--- Exercise aim ---
Set down every record once more, exactly as given.

--- Input for this task ---
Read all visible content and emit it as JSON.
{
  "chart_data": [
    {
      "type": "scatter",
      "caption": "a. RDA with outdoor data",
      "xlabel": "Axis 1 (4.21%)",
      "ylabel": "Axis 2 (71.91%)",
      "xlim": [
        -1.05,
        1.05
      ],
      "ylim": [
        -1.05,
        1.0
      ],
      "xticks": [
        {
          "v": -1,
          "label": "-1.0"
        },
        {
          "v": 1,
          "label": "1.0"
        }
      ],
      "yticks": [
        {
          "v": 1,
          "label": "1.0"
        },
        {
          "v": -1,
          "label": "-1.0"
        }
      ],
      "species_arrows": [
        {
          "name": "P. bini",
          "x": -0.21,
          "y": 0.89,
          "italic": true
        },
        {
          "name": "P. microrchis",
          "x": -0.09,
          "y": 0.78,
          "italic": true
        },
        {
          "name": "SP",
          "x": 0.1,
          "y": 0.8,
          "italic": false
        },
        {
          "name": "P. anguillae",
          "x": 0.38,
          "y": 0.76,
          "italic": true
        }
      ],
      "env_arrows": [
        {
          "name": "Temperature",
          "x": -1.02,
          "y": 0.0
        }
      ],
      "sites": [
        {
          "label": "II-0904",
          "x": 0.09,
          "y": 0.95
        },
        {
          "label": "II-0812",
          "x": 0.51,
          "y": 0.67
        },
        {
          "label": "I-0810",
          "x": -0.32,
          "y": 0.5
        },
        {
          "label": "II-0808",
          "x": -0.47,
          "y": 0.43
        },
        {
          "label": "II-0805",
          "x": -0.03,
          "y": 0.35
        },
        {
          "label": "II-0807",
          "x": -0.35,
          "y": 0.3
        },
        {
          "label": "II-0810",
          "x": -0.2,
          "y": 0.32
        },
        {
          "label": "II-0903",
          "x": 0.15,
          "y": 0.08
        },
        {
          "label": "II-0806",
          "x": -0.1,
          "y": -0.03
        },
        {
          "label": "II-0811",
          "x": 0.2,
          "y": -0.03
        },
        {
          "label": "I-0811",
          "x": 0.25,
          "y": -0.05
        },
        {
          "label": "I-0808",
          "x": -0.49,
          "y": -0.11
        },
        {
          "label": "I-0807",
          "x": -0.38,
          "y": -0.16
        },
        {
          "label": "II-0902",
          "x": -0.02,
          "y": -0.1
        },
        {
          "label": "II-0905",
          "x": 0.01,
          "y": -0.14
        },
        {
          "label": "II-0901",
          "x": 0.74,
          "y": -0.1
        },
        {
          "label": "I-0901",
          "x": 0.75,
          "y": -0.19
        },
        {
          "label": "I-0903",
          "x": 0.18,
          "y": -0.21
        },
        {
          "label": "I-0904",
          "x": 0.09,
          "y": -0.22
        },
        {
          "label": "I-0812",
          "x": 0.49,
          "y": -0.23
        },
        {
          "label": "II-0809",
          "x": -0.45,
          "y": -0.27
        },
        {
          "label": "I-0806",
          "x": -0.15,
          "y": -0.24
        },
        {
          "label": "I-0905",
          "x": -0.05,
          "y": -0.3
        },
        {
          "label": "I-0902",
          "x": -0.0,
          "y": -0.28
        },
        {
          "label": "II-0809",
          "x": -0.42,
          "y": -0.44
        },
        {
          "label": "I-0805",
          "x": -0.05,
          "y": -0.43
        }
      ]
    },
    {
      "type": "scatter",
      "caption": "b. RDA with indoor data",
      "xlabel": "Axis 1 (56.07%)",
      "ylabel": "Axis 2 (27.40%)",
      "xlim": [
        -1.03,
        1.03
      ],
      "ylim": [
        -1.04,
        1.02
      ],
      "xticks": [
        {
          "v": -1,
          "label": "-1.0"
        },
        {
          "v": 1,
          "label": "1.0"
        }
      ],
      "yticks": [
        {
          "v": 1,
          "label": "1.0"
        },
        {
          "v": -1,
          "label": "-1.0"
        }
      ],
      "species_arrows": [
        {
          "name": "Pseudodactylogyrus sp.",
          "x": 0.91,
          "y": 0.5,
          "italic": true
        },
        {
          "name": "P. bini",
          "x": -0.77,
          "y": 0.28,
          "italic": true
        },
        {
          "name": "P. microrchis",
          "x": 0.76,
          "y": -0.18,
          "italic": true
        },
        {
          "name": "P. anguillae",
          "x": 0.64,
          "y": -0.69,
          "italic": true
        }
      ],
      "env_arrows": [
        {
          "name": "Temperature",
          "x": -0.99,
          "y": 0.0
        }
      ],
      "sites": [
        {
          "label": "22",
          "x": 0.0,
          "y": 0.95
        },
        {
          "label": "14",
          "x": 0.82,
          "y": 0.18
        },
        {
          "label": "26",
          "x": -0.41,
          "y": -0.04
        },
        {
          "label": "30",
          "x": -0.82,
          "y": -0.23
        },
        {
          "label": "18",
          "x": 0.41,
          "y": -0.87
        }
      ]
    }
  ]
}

--- Result for this exercise ---
Read all visible content and emit it as JSON.
{
  "chart_data": [
    {
      "type": "scatter",
      "caption": "a. RDA with outdoor data",
      "xlabel": "Axis 1 (4.21%)",
      "ylabel": "Axis 2 (71.91%)",
      "xlim": [
        -1.05,
        1.05
      ],
      "ylim": [
        -1.05,
        1.0
      ],
      "xticks": [
        {
          "v": -1,
          "label": "-1.0"
        },
        {
          "v": 1,
          "label": "1.0"
        }
      ],
      "yticks": [
        {
          "v": 1,
          "label": "1.0"
        },
        {
          "v": -1,
          "label": "-1.0"
        }
      ],
      "species_arrows": [
        {
          "name": "P. bini",
          "x": -0.21,
          "y": 0.89,
          "italic": true
        },
        {
          "name": "P. microrchis",
          "x": -0.09,
          "y": 0.78,
          "italic": true
        },
        {
          "name": "SP",
          "x": 0.1,
          "y": 0.8,
          "italic": false
        },
        {
          "name": "P. anguillae",
          "x": 0.38,
          "y": 0.76,
          "italic": true
        }
      ],
      "env_arrows": [
        {
          "name": "Temperature",
          "x": -1.02,
          "y": 0.0
        }
      ],
      "sites": [
        {
          "label": "II-0904",
          "x": 0.09,
          "y": 0.95
        },
        {
          "label": "II-0812",
          "x": 0.51,
          "y": 0.67
        },
        {
          "label": "I-0810",
          "x": -0.32,
          "y": 0.5
        },
        {
          "label": "II-0808",
          "x": -0.47,
          "y": 0.43
        },
        {
          "label": "II-0805",
          "x": -0.03,
          "y": 0.35
        },
        {
          "label": "II-0807",
          "x": -0.35,
          "y": 0.3
        },
        {
          "label": "II-0810",
          "x": -0.2,
          "y": 0.32
        },
        {
          "label": "II-0903",
          "x": 0.15,
          "y": 0.08
        },
        {
          "label": "II-0806",
          "x": -0.1,
          "y": -0.03
        },
        {
          "label": "II-0811",
          "x": 0.2,
          "y": -0.03
        },
        {
          "label": "I-0811",
          "x": 0.25,
          "y": -0.05
        },
        {
          "label": "I-0808",
          "x": -0.49,
          "y": -0.11
        },
        {
          "label": "I-0807",
          "x": -0.38,
          "y": -0.16
        },
        {
          "label": "II-0902",
          "x": -0.02,
          "y": -0.1
        },
        {
          "label": "II-0905",
          "x": 0.01,
          "y": -0.14
        },
        {
          "label": "II-0901",
          "x": 0.74,
          "y": -0.1
        },
        {
          "label": "I-0901",
          "x": 0.75,
          "y": -0.19
        },
        {
          "label": "I-0903",
          "x": 0.18,
          "y": -0.21
        },
        {
          "label": "I-0904",
          "x": 0.09,
          "y": -0.22
        },
        {
          "label": "I-0812",
          "x": 0.49,
          "y": -0.23
        },
        {
          "label": "II-0809",
          "x": -0.45,
          "y": -0.27
        },
        {
          "label": "I-0806",
          "x": -0.15,
          "y": -0.24
        },
        {
          "label": "I-0905",
          "x": -0.05,
          "y": -0.3
        },
        {
          "label": "I-0902",
          "x": -0.0,
          "y": -0.28
        },
        {
          "label": "II-0809",
          "x": -0.42,
          "y": -0.44
        },
        {
          "label": "I-0805",
          "x": -0.05,
          "y": -0.43
        }
      ]
    },
    {
      "type": "scatter",
      "caption": "b. RDA with indoor data",
      "xlabel": "Axis 1 (56.07%)",
      "ylabel": "Axis 2 (27.40%)",
      "xlim": [
        -1.03,
        1.03
      ],
      "ylim": [
        -1.04,
        1.02
      ],
      "xticks": [
        {
          "v": -1,
          "label": "-1.0"
        },
        {
          "v": 1,
          "label": "1.0"
        }
      ],
      "yticks": [
        {
          "v": 1,
          "label": "1.0"
        },
        {
          "v": -1,
          "label": "-1.0"
        }
      ],
      "species_arrows": [
        {
          "name": "Pseudodactylogyrus sp.",
          "x": 0.91,
          "y": 0.5,
          "italic": true
        },
        {
          "name": "P. bini",
          "x": -0.77,
          "y": 0.28,
          "italic": true
        },
        {
          "name": "P. microrchis",
          "x": 0.76,
          "y": -0.18,
          "italic": true
        },
        {
          "name": "P. anguillae",
          "x": 0.64,
          "y": -0.69,
          "italic": true
        }
      ],
      "env_arrows": [
        {
          "name": "Temperature",
          "x": -0.99,
          "y": 0.0
        }
      ],
      "sites": [
        {
          "label": "22",
          "x": 0.0,
          "y": 0.95
        },
        {
          "label": "14",
          "x": 0.82,
          "y": 0.18
        },
        {
          "label": "26",
          "x": -0.41,
          "y": -0.04
        },
        {
          "label": "30",
          "x": -0.82,
          "y": -0.23
        },
        {
          "label": "18",
          "x": 0.41,
          "y": -0.87
        }
      ]
    }
  ]
}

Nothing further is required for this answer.